Start of Data for this exercise

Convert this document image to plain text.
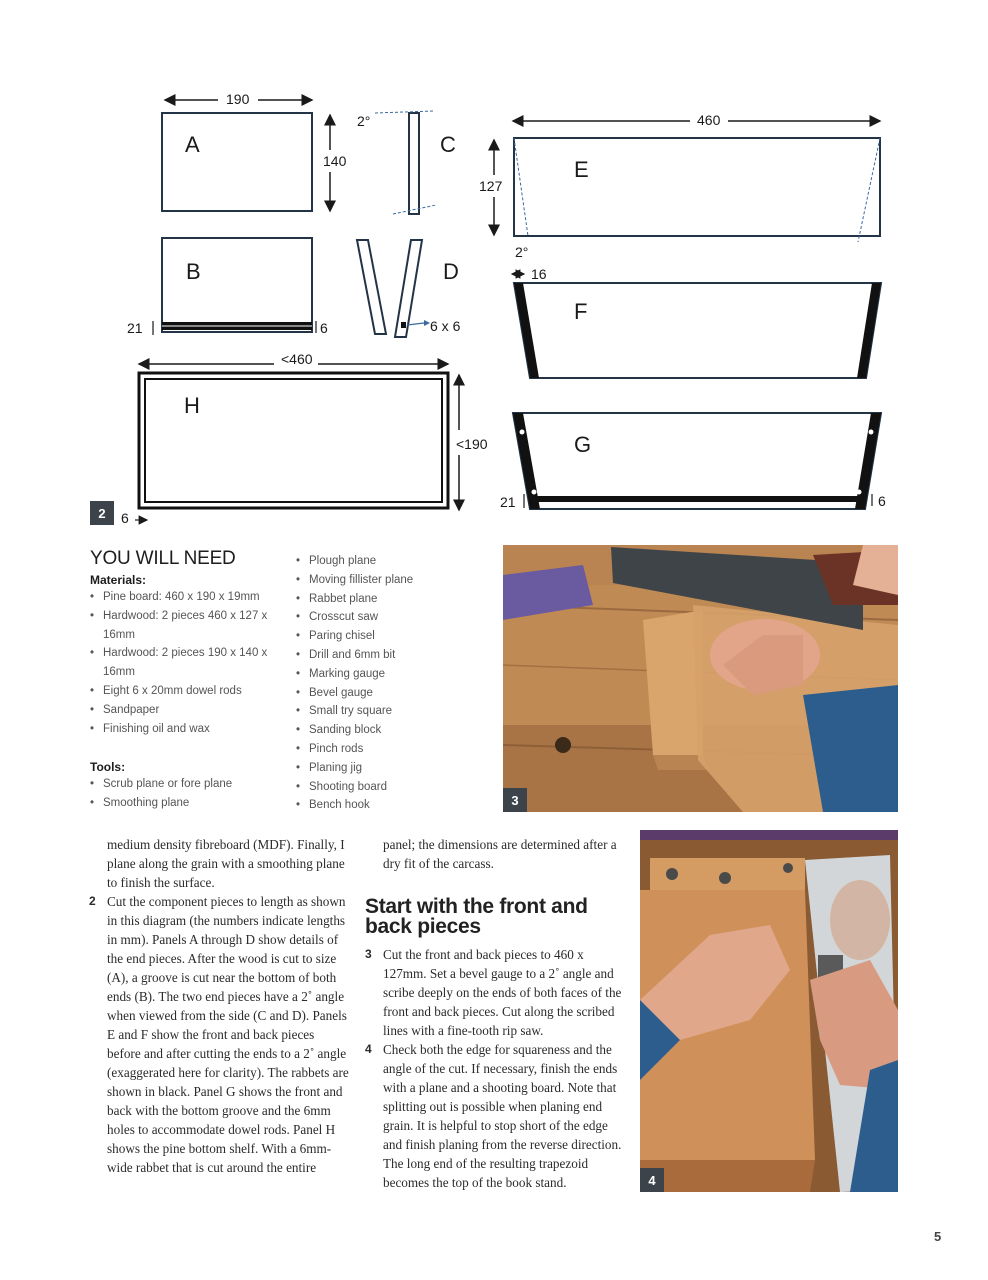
A
190
140
2°
C
B
21	6	6 x 6
D
E
460
127
2°
16
F
G
21	6
H
<460
<190
6
2
YOU WILL NEED
Materials:
• Pine board: 460 x 190 x 19mm
• Hardwood: 2 pieces 460 x 127 x 16mm
• Hardwood: 2 pieces 190 x 140 x 16mm
• Eight 6 x 20mm dowel rods
• Sandpaper
• Finishing oil and wax
Tools:
• Scrub plane or fore plane
• Smoothing plane
• Plough plane
• Moving fillister plane
• Rabbet plane
• Crosscut saw
• Paring chisel
• Drill and 6mm bit
• Marking gauge
• Bevel gauge
• Small try square
• Sanding block
• Pinch rods
• Planing jig
• Shooting board
• Bench hook	3
4

medium density fibreboard (MDF). Finally, I plane along the grain with a smoothing plane to finish the surface.

2 Cut the component pieces to length as shown in this diagram (the numbers indicate lengths in mm). Panels A through D show details of the end pieces. After the wood is cut to size (A), a groove is cut near the bottom of both ends (B). The two end pieces have a 2˚ angle when viewed from the side (C and D). Panels E and F show the front and back pieces before and after cutting the ends to a 2˚ angle (exaggerated here for clarity). The rabbets are shown in black. Panel G shows the front and back with the bottom groove and the 6mm holes to accommodate dowel rods. Panel H shows the pine bottom shelf. With a 6mm-wide rabbet that is cut around the entire

panel; the dimensions are determined after a dry fit of the carcass.

Start with the front and back pieces
3 Cut the front and back pieces to 460 x 127mm. Set a bevel gauge to a 2˚ angle and scribe deeply on the ends of both faces of the front and back pieces. Cut along the scribed lines with a fine-tooth rip saw.

4 Check both the edge for squareness and the angle of the cut. If necessary, finish the ends with a plane and a shooting board. Note that splitting out is possible when planing end grain. It is helpful to stop short of the edge and finish planing from the reverse direction. The long end of the resulting trapezoid becomes the top of the book stand.

5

End of Data for this exercise

Aim of the exercise –
Every line of the data above should be quoted exactly. Omit the pictures.

Written response –
Convert this document image to plain text.
A
190
140
2°
C
B
21	6	6 x 6
D
E
460
127
2°
16
F
G
21	6
H
<460
<190
6
2
YOU WILL NEED
Materials:
• Pine board: 460 x 190 x 19mm
• Hardwood: 2 pieces 460 x 127 x 16mm
• Hardwood: 2 pieces 190 x 140 x 16mm
• Eight 6 x 20mm dowel rods
• Sandpaper
• Finishing oil and wax
Tools:
• Scrub plane or fore plane
• Smoothing plane
• Plough plane
• Moving fillister plane
• Rabbet plane
• Crosscut saw
• Paring chisel
• Drill and 6mm bit
• Marking gauge
• Bevel gauge
• Small try square
• Sanding block
• Pinch rods
• Planing jig
• Shooting board
• Bench hook	3
4

medium density fibreboard (MDF). Finally, I plane along the grain with a smoothing plane to finish the surface.

2 Cut the component pieces to length as shown in this diagram (the numbers indicate lengths in mm). Panels A through D show details of the end pieces. After the wood is cut to size (A), a groove is cut near the bottom of both ends (B). The two end pieces have a 2˚ angle when viewed from the side (C and D). Panels E and F show the front and back pieces before and after cutting the ends to a 2˚ angle (exaggerated here for clarity). The rabbets are shown in black. Panel G shows the front and back with the bottom groove and the 6mm holes to accommodate dowel rods. Panel H shows the pine bottom shelf. With a 6mm-wide rabbet that is cut around the entire

panel; the dimensions are determined after a dry fit of the carcass.

Start with the front and back pieces
3 Cut the front and back pieces to 460 x 127mm. Set a bevel gauge to a 2˚ angle and scribe deeply on the ends of both faces of the front and back pieces. Cut along the scribed lines with a fine-tooth rip saw.

4 Check both the edge for squareness and the angle of the cut. If necessary, finish the ends with a plane and a shooting board. Note that splitting out is possible when planing end grain. It is helpful to stop short of the edge and finish planing from the reverse direction. The long end of the resulting trapezoid becomes the top of the book stand.

5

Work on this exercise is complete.